**What you should do**
Convert everything from the line containing "signal-icon [260, 3, 271, 13]" down to the line containing "status-time: 上午10:00 [8, 8, 57, 19]" into a JSON list of strings, one string per line, skipping blank lines.

**Given information**
————
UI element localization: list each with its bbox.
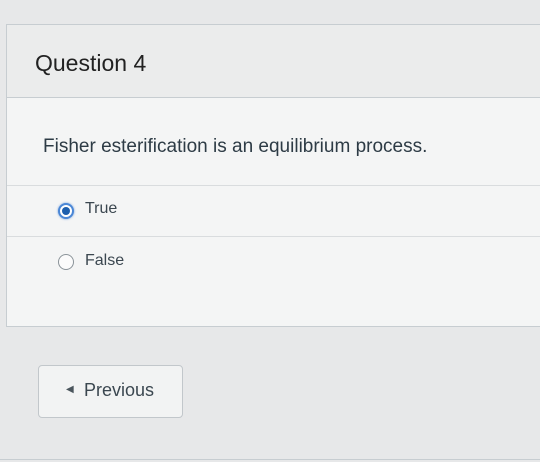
- question-title: Question 4: [35, 50, 147, 76]
- answer-option-true[interactable]: True: [7, 185, 540, 236]
- previous-button[interactable]: ◀ Previous: [38, 365, 183, 418]
- question-text: Fisher esterification is an equilibrium …: [43, 136, 428, 157]
- previous-label: Previous: [84, 380, 155, 400]
- bottom-divider: [0, 459, 540, 460]
- question-card: Question 4 Fisher esterification is an e…: [6, 24, 540, 327]
- answer-option-false[interactable]: False: [7, 236, 540, 287]
- radio-button-unselected[interactable]: [58, 254, 74, 270]
- chevron-left-icon: ◀: [66, 384, 74, 395]
- answer-label-true: True: [85, 200, 118, 217]
- answer-label-false: False: [85, 252, 125, 269]
- radio-button-selected[interactable]: [58, 203, 74, 219]
- question-header: Question 4: [7, 25, 540, 98]
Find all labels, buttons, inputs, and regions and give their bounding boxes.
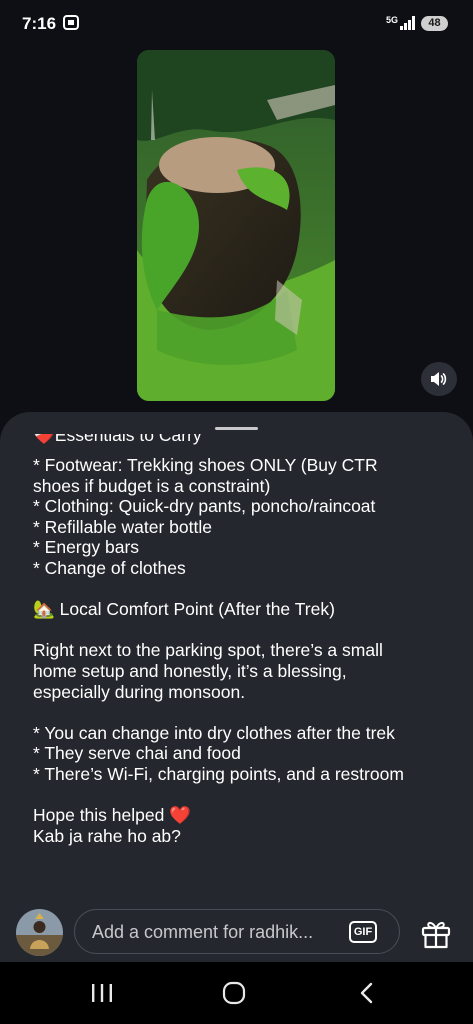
post-caption: ❤️‍🩹Essentials to Carry * Footwear: Trek… — [33, 434, 453, 846]
caption-line: * Footwear: Trekking shoes ONLY (Buy CTR — [33, 455, 378, 475]
caption-line: Kab ja rahe ho ab? — [33, 825, 181, 846]
nav-recents-button[interactable] — [72, 974, 132, 1012]
caption-line: * Refillable water bottle — [33, 516, 212, 537]
nav-home-button[interactable] — [204, 974, 264, 1012]
caption-line: shoes if budget is a constraint) — [33, 475, 271, 496]
comment-placeholder: Add a comment for radhik... — [92, 922, 314, 942]
caption-line: * They serve chai and food — [33, 743, 241, 764]
caption-line: home setup and honestly, it’s a blessing… — [33, 660, 347, 681]
sound-toggle-button[interactable] — [421, 362, 457, 396]
nav-back-button[interactable] — [336, 974, 396, 1012]
caption-line — [33, 579, 453, 600]
screen-record-icon — [63, 15, 79, 30]
battery-badge: 48 — [421, 16, 448, 31]
comment-input[interactable]: Add a comment for radhik... GIF — [74, 909, 400, 954]
user-avatar-image — [16, 909, 63, 956]
caption-line: Hope this helped ❤️ — [33, 805, 191, 826]
caption-line: * Change of clothes — [33, 557, 186, 578]
caption-line: especially during monsoon. — [33, 681, 246, 702]
system-nav-bar — [0, 962, 473, 1024]
network-type: 5G — [386, 15, 399, 25]
caption-line: Right next to the parking spot, there’s … — [33, 640, 383, 661]
speaker-icon — [431, 372, 447, 386]
comment-bar: Add a comment for radhik... GIF — [0, 895, 473, 962]
caption-line — [33, 446, 453, 455]
status-bar: 7:16 5G 48 — [0, 0, 473, 48]
caption-line: 🏡 Local Comfort Point (After the Trek) — [33, 599, 335, 620]
avatar[interactable] — [16, 909, 63, 956]
reel-video[interactable] — [137, 50, 335, 401]
caption-line: * You can change into dry clothes after … — [33, 722, 395, 743]
caption-line: * There’s Wi-Fi, charging points, and a … — [33, 763, 404, 784]
gift-icon — [421, 921, 451, 949]
drag-handle[interactable] — [215, 427, 258, 430]
gif-button[interactable]: GIF — [349, 921, 377, 943]
caption-line — [33, 702, 453, 723]
mountain-landscape-image — [137, 50, 335, 401]
signal-icon — [400, 16, 416, 30]
caption-line: * Clothing: Quick-dry pants, poncho/rain… — [33, 496, 376, 517]
caption-line: * Energy bars — [33, 537, 140, 558]
status-time: 7:16 — [22, 14, 57, 33]
recents-icon — [92, 984, 112, 1002]
back-icon — [360, 982, 373, 1004]
caption-line: ❤️‍🩹Essentials to Carry — [33, 434, 202, 445]
caption-line — [33, 620, 453, 641]
gift-button[interactable] — [419, 917, 453, 951]
home-icon — [222, 981, 246, 1005]
caption-line — [33, 785, 453, 806]
caption-sheet[interactable]: ❤️‍🩹Essentials to Carry * Footwear: Trek… — [0, 412, 473, 972]
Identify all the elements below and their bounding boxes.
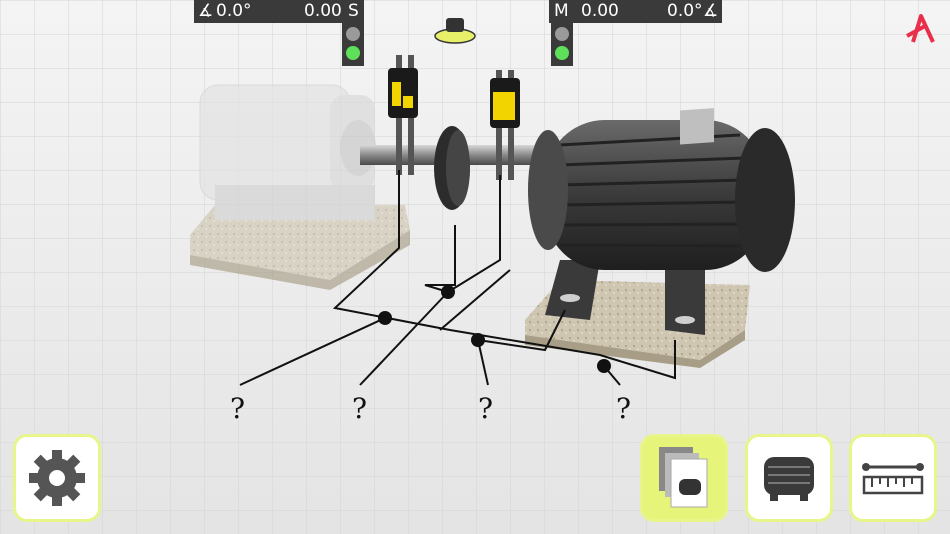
sensor-m-status-lights: [551, 23, 573, 66]
callout-question-3[interactable]: ?: [478, 392, 493, 425]
sensor-s-status-lights: [342, 23, 364, 66]
status-light-ok: [555, 46, 569, 60]
status-light-off: [346, 27, 360, 41]
sensor-m-readout: M 0.00 0.0° ∡: [549, 0, 722, 23]
machine-button[interactable]: [745, 434, 833, 522]
sensor-m-value: 0.00: [581, 1, 619, 21]
callout-question-2[interactable]: ?: [352, 392, 367, 425]
status-light-off: [555, 27, 569, 41]
machines-button[interactable]: [640, 434, 728, 522]
motor-icon: [764, 457, 814, 501]
status-light-ok: [346, 46, 360, 60]
sensor-s-angle: 0.0°: [216, 1, 252, 21]
callout-question-1[interactable]: ?: [230, 392, 245, 425]
sensor-m-letter: M: [554, 1, 569, 21]
measure-button[interactable]: [849, 434, 937, 522]
callout-question-4[interactable]: ?: [616, 392, 631, 425]
document-stack-machine-icon: [659, 447, 708, 508]
sensor-m-angle: 0.0°: [667, 1, 703, 21]
sensor-s-letter: S: [348, 1, 359, 21]
gear-icon: [29, 450, 85, 506]
settings-button[interactable]: [13, 434, 101, 522]
sensor-s-readout: ∡ 0.0° 0.00 S: [194, 0, 364, 23]
angle-icon: ∡: [703, 1, 719, 21]
angle-icon: ∡: [198, 1, 214, 21]
sensor-s-value: 0.00: [304, 1, 342, 21]
ruler-distance-icon: [862, 463, 924, 495]
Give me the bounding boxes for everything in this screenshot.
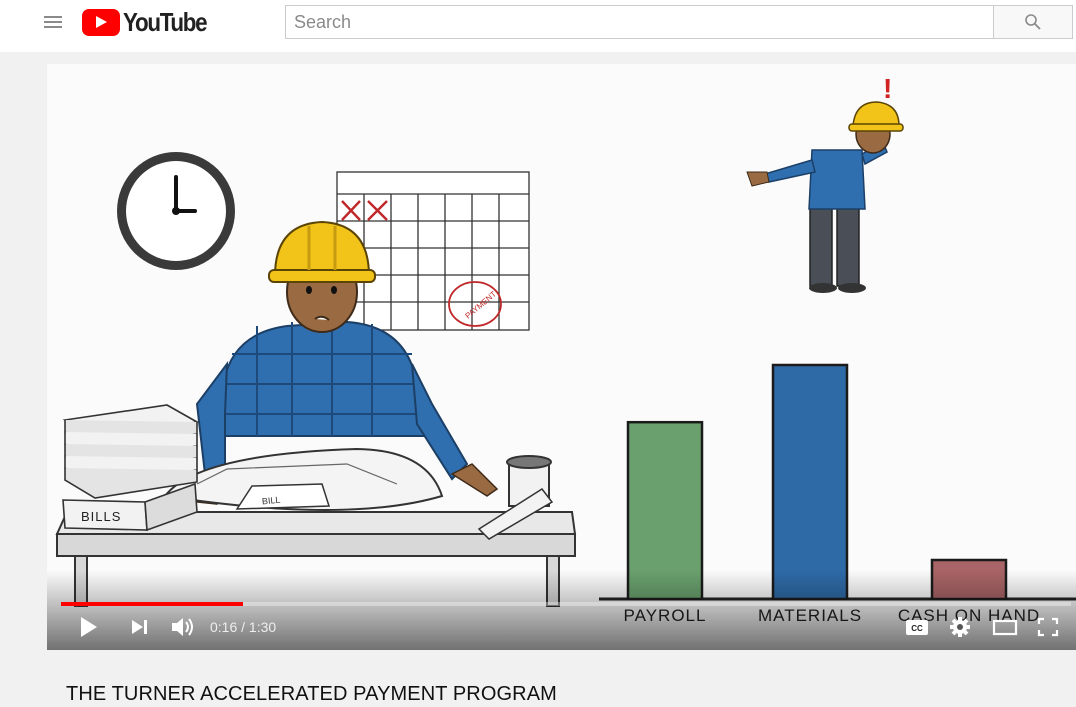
bill-label: BILL	[261, 495, 280, 507]
volume-button[interactable]	[169, 614, 197, 640]
video-frame: PAYMENT BILL BILLS !	[55, 73, 1076, 625]
closed-captions-icon: CC	[906, 620, 928, 635]
gear-icon	[950, 617, 970, 637]
search-input[interactable]	[285, 5, 993, 39]
video-player[interactable]: PAYMENT BILL BILLS ! 0:16 / 1:30 CC	[47, 64, 1076, 650]
next-icon	[132, 620, 147, 634]
search-icon	[1025, 14, 1041, 30]
volume-icon	[172, 618, 193, 636]
fullscreen-button[interactable]	[1035, 614, 1061, 640]
exclamation-mark: !	[883, 73, 892, 104]
search-button[interactable]	[993, 5, 1073, 39]
progress-played	[61, 602, 243, 606]
fullscreen-icon	[1037, 617, 1059, 637]
video-title: THE TURNER ACCELERATED PAYMENT PROGRAM	[66, 683, 557, 705]
next-button[interactable]	[129, 614, 151, 640]
svg-text:CC: CC	[911, 624, 923, 633]
bills-label: BILLS	[81, 509, 121, 524]
chart-bar-2	[771, 363, 849, 601]
captions-button[interactable]: CC	[903, 614, 931, 640]
settings-button[interactable]	[947, 614, 973, 640]
progress-bar[interactable]	[61, 602, 1071, 606]
logo-text: YouTube	[123, 6, 208, 37]
time-display: 0:16 / 1:30	[210, 619, 277, 635]
worker-on-bar-illustration: !	[746, 73, 904, 293]
play-button[interactable]	[77, 614, 101, 640]
menu-icon[interactable]	[44, 13, 62, 31]
player-controls: 0:16 / 1:30 CC	[47, 612, 1076, 646]
theater-mode-button[interactable]	[991, 614, 1019, 640]
play-icon	[81, 617, 97, 637]
theater-mode-icon	[992, 619, 1018, 636]
youtube-logo[interactable]: YouTube	[82, 6, 220, 37]
search-bar	[285, 5, 1075, 39]
clock-illustration	[117, 152, 235, 270]
masthead: YouTube	[0, 0, 1076, 52]
play-logo-icon	[82, 8, 120, 36]
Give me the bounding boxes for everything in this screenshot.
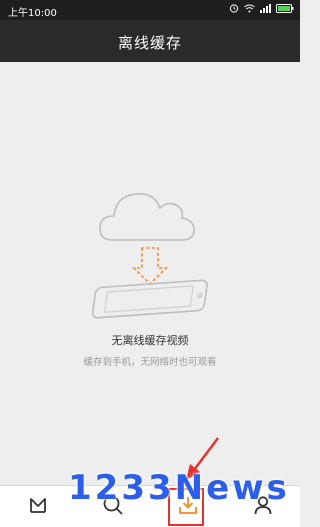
signal-icon [260, 3, 271, 13]
battery-icon [276, 3, 294, 13]
title-bar: 离线缓存 [0, 20, 300, 62]
tab-home[interactable] [0, 486, 75, 527]
alarm-icon [229, 3, 239, 13]
empty-state: 无离线缓存视频 缓存到手机，无网络时也可观看 [0, 62, 300, 485]
status-time: 上午10:00 [8, 8, 57, 19]
status-bar: 上午10:00 [0, 0, 300, 20]
status-icons [229, 3, 294, 13]
home-m-icon [28, 495, 48, 519]
empty-state-subtitle: 缓存到手机，无网络时也可观看 [83, 357, 217, 368]
cloud-download-to-phone-icon [80, 172, 220, 326]
watermark: 1233News [68, 468, 290, 508]
wifi-icon [244, 4, 255, 13]
page-title: 离线缓存 [117, 34, 182, 52]
empty-state-title: 无离线缓存视频 [111, 334, 189, 347]
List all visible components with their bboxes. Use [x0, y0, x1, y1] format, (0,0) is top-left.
————
**Task response**
[
  "signal-icon [260, 3, 271, 13]",
  "battery-icon [276, 3, 294, 13]",
  "title-bar: 离线缓存 [0, 20, 300, 62]",
  "tab-home[interactable] [0, 486, 75, 527]",
  "alarm-icon [229, 3, 239, 13]",
  "empty-state: 无离线缓存视频 缓存到手机，无网络时也可观看 [0, 62, 300, 485]",
  "status-time: 上午10:00 [8, 8, 57, 19]"
]